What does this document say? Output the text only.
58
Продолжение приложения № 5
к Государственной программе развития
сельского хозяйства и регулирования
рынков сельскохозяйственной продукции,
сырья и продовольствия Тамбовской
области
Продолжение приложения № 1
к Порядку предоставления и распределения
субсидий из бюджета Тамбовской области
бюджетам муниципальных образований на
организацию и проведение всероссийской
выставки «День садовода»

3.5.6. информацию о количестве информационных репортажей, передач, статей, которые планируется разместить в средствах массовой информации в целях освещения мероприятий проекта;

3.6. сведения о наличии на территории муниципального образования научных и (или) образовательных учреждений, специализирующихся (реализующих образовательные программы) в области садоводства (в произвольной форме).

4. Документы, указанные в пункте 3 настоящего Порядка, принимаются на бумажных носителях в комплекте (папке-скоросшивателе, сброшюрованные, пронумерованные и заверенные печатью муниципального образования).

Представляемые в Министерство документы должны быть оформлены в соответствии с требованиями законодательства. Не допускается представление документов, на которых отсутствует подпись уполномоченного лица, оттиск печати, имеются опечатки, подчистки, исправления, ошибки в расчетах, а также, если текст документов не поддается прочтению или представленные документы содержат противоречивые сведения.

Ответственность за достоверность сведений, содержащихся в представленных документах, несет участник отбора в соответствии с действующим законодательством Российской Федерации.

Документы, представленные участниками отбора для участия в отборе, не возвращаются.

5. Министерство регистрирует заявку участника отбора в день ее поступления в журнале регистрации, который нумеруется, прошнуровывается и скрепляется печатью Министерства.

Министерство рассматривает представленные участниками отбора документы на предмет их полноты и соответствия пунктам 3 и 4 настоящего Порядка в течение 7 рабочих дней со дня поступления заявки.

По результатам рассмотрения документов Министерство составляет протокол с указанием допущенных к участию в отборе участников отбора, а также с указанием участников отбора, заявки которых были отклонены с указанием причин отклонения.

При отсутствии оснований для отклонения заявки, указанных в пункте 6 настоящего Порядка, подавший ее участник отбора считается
######
§ Task brief: Find "которых". Copy every line it occurs in.

§ Complete output:
Представляемые в Министерство документы должны быть оформлены в соответствии с требованиями законодательства. Не допускается представление документов, на которых отсутствует подпись уполномоченного лица, оттиск печати, имеются опечатки, подчистки, исправления, ошибки в расчетах, а также, если текст документов не поддается прочтению или представленные документы содержат противоречивые сведения.
По результатам рассмотрения документов Министерство составляет протокол с указанием допущенных к участию в отборе участников отбора, а также с указанием участников отбора, заявки которых были отклонены с указанием причин отклонения.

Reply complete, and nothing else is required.